Document >>

☆ ☆ ☆ ☆

Children between the ages of 6 and 18 spend close to half their waking lives in school. During those years, parents, teachers, and peers deeply influence their lives. Students are at a profound disadvantage if they do not receive early and appropriate instruction to build the skill areas essential for success in school. It is equally important for adults to recognize students’ academic potential and nurture their strengths. Research indicates that success for students with learning differences and disabilities depends not only on designing an effective program for academic success but equally on developing positive social and emotional environments both at home and in school.
Facilitating academic success
The Landmark School Outreach Program’s mission is to empower students with language-based learning disabilities by offering their teachers an exemplary program of applied research and professional development.
Many highly-successful people experienced difficulty in school. An Internet search turns up scores of familiar names, including Nelson Rockefeller, Charles Schwab, Jay Leno, Danny Glover, Avi, and John Irving. Each of these people gained success in their adult lives.
Most success stories are less well known. Many thousands of people with learning disabilities finish school and build fulfilling careers, create families, and contribute to society in innumerable ways. Often, people with learning disabilities are particularly creative thinkers and visionary leaders. Some studies have found that individuals with language difficulty develop superior skills in other areas, such as art, music, dance, mechanics, cooking, and athletics. Additionally, much research has demonstrated that students whose difficulties are identified early and addressed with appropriate teaching can achieve academic levels equal or superior to peers without learning disabilities.
As classroom teachers, we can provide students with the feeling of self-efficacy that is essential for academic success in two key ways: by teaching them strategies to approach difficult academic tasks and by believing in their capacity to learn. Parker J. Palmer, author of The Courage to Teach (2007), offers this reminder:
Students who learn are the finest fruit of teachers who teach … I am also clear that in lecture halls, seminar rooms, field settings, labs, and even electronic classrooms — the places where most people receive most of their formal education — teachers possess the power to create conditions that can help students learn a great deal — or keep them from learning much at all. Teaching is the intentional act of creating those conditions, and good teaching requires that we understand the inner sources of both the intent and the act. (p. 6)
Landmark's Six Teaching Principles™
Landmark’s Six Teaching Principles™ create the conditions for learning that students with learning disabilities need to succeed. Students with language-based learning disabilities (LBLD) make stunning progress with targeted, intensive, skills-based instruction under these conditions. Essentially, these principles are:
- Provide opportunities for success to foster a sense of self-efficacy.

☆ ☆ ☆ ☆

Listed records >>
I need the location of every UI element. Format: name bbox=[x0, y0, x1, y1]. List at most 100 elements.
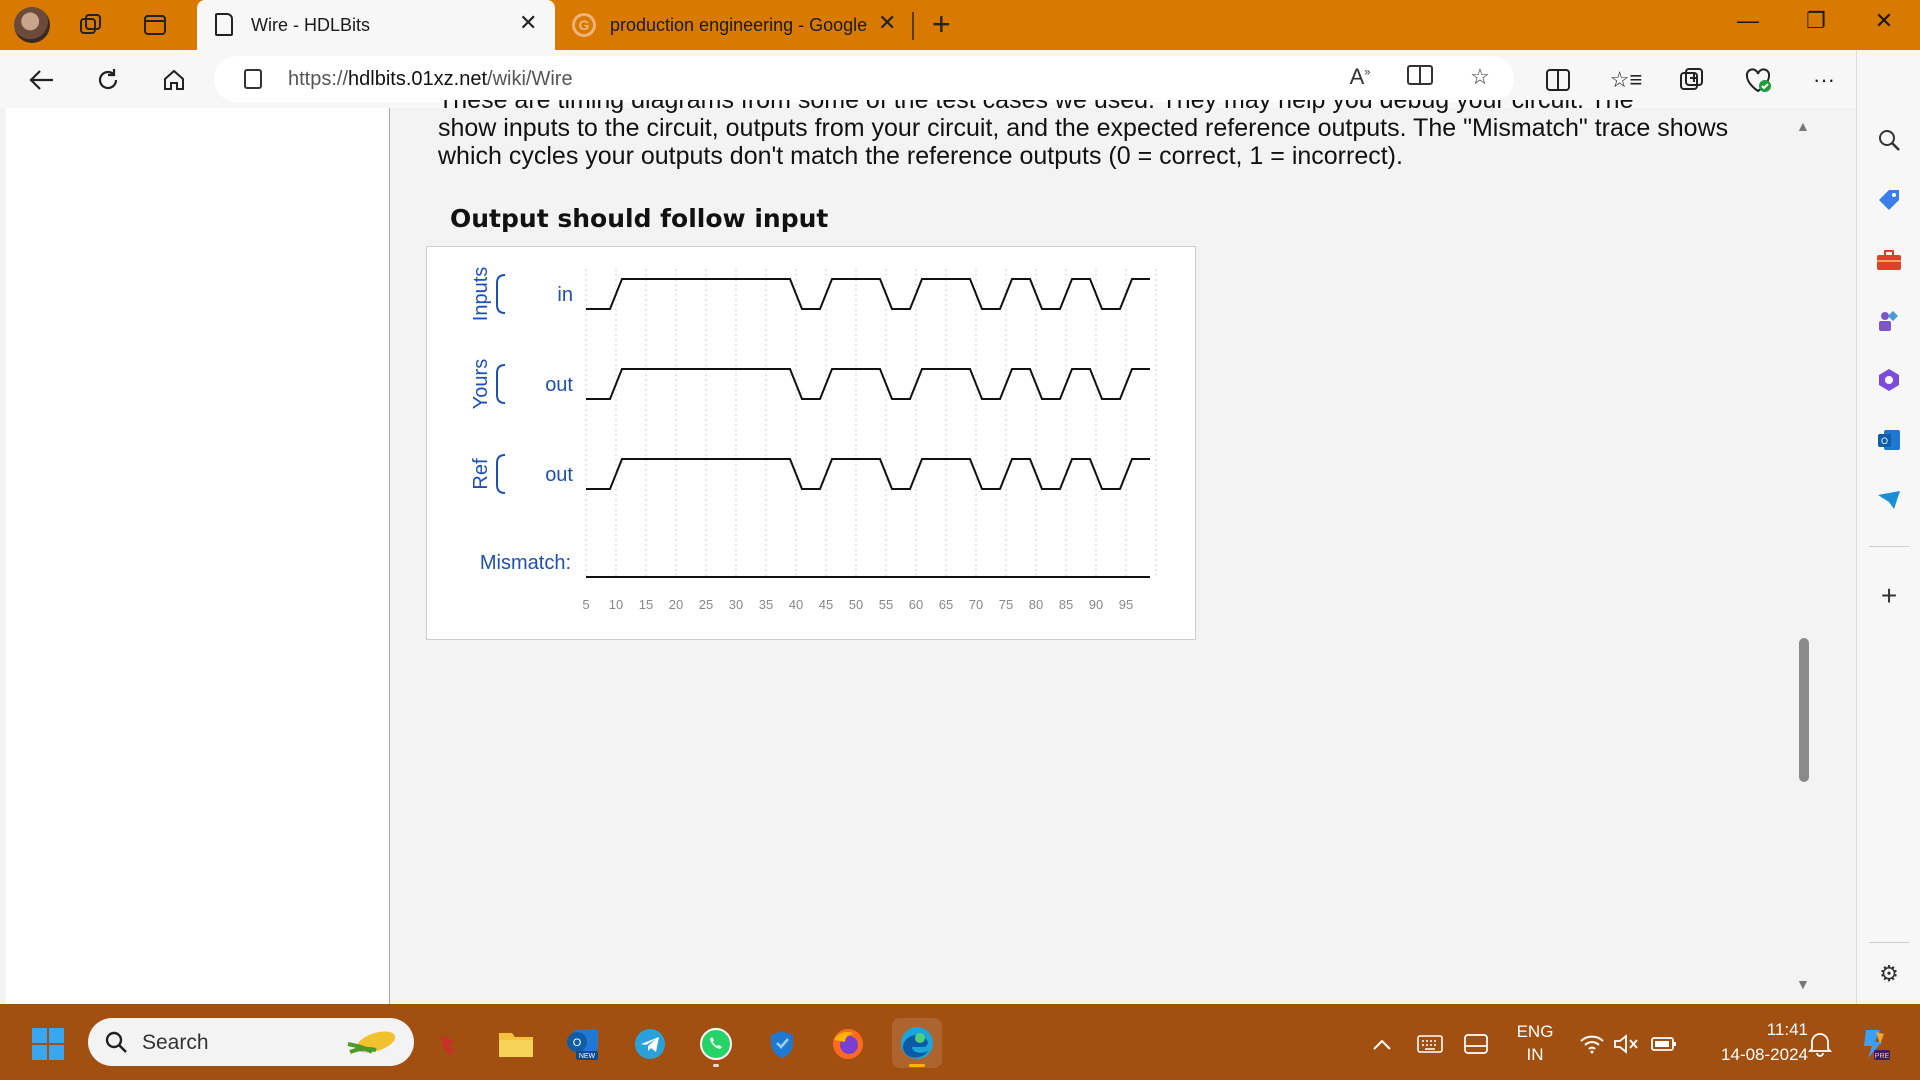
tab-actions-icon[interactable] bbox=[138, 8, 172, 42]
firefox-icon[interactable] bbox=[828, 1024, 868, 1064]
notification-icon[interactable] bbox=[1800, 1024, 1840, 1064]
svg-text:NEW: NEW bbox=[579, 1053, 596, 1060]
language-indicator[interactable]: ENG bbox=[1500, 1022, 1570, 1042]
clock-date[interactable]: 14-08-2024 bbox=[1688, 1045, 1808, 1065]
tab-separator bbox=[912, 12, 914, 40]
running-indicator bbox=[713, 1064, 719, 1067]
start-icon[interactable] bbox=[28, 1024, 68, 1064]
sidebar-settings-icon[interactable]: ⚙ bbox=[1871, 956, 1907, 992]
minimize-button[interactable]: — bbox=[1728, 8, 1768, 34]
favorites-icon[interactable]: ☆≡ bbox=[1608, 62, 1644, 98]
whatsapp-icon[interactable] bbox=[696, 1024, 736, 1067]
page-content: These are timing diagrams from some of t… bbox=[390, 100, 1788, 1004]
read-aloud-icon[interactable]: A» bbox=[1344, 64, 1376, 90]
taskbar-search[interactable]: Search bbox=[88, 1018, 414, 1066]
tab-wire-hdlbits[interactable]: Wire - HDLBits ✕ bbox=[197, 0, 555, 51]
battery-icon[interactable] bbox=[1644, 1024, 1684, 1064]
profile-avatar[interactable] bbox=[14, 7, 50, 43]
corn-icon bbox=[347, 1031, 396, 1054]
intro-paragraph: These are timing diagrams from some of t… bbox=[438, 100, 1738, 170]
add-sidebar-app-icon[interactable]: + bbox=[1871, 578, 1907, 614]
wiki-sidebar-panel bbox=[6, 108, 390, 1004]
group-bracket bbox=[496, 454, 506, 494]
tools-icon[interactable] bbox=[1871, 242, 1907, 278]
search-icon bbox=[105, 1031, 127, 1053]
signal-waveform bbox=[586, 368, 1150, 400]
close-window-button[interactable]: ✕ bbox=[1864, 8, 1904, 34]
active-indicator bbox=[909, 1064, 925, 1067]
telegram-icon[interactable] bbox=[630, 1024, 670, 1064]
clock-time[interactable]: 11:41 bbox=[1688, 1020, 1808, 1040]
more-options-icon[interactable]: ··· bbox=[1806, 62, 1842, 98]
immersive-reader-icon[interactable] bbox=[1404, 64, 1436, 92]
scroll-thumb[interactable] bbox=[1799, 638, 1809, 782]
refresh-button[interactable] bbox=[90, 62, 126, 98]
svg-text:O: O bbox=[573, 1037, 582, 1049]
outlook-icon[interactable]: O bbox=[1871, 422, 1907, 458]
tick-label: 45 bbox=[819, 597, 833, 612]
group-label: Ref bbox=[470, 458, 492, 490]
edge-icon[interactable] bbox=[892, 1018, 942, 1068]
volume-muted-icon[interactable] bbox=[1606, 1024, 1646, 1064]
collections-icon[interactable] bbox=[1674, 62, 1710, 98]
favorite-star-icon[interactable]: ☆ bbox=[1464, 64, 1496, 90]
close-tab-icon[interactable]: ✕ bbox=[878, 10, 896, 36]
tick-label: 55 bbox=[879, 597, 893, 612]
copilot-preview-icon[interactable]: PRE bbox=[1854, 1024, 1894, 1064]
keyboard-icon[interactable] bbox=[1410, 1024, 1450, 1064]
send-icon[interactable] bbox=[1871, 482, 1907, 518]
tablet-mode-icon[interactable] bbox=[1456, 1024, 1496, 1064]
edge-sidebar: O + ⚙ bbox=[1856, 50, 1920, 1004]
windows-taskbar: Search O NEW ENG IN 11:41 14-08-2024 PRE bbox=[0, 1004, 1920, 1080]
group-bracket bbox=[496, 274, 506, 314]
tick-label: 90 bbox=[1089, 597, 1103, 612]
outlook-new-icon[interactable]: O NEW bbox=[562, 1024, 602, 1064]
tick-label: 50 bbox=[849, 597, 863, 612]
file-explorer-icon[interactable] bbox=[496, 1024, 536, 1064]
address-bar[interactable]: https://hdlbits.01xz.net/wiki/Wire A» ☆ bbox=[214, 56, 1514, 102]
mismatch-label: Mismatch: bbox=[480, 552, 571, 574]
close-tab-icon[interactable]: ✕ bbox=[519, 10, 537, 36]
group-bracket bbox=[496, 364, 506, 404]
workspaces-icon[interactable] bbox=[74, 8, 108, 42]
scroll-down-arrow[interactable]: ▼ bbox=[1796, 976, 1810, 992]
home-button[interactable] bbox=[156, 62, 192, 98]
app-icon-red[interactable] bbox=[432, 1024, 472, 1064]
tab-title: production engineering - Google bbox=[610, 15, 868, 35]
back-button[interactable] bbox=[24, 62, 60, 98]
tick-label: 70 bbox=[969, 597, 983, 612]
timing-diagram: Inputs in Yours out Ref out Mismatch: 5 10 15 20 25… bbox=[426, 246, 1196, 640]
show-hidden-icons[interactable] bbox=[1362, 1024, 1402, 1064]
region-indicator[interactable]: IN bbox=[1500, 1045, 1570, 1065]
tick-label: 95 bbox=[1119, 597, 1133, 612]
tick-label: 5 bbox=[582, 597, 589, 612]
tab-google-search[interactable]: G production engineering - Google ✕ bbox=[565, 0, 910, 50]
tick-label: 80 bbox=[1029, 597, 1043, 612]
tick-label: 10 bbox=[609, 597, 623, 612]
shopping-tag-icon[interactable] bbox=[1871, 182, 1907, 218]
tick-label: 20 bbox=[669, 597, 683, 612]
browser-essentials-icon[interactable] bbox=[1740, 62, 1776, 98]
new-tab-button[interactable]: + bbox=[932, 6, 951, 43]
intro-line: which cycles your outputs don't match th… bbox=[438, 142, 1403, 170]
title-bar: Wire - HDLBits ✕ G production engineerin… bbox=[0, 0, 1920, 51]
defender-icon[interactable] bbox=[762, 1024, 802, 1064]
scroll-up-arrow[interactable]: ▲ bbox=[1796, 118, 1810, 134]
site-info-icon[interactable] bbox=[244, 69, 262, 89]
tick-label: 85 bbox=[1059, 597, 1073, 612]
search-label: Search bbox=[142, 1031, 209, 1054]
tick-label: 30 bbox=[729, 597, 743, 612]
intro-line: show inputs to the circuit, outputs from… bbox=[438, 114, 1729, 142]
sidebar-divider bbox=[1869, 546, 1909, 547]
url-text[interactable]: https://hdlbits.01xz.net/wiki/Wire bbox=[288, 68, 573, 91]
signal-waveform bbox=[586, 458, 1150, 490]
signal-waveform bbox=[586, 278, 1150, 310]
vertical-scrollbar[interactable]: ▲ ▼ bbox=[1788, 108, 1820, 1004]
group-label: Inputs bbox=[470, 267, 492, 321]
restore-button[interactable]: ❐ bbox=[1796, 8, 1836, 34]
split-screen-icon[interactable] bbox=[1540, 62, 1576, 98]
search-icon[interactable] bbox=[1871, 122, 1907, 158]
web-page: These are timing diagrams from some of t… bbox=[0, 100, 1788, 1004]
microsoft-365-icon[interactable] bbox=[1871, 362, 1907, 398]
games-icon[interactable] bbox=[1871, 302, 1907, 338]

☆ ☆ ☆ ☆

Request A >>
Answer these questions using the passage on learning disabilities.
(i) Between what ages do children spend close to half their waking lives in school?
(ii) What is the title of the book by Parker J. Palmer?
(iii) In what areas have some studies found that individuals with language difficulty develop superior skills?
Request B >> Continue the passage on learning disabilities from its last line.

Written reply A >>
(i) Between the ages of 6 and 18.
(ii) The Courage to Teach (2007).
(iii) Art, music, dance, mechanics, cooking, and athletics.

Written reply B >>
- Use multisensory approaches so that all content is conveyed in visual, auditory, and tactile modes (see it, hear it, say it, do something with it).
- Micro-unit and structure tasks to form step-by-step processes, which facilitate learning and provide incremental opportunities for success that help students persist in the face of longer, more complex tasks.
- Ensure automatization through practice and review, as consistency and repetition develop skill.
- Provide models to give students samples of successful work and set clear standards, which helps students begin assignments and self-assess as they work.
- Include students in the learning process, because increasing students’ self-awareness as learners helps them engage and invest in the classroom.
The full text of Landmark’s Six Teaching Principles™ is available at the Landmark School Outreach Program website .
Thinking about how to facilitate success
Students have unique learning profiles that reflect their educational experience, their learning, thinking, and personality styles, and their particular areas of need for language acquisition and use. All students who struggle in school — particularly those with LBLD — benefit from structured, multisensory, skills-based instruction. Each requires individualized instruction targeted at his or her specific needs. The student profiles in Language-Based Learning Disabilities are included to encourage teachers’ thinking about students in their own classes.
As you learn about interventions for each student, keep in mind the following questions:
- What factors have contributed to the success of each student?
- What can be done to build on the current successes of each?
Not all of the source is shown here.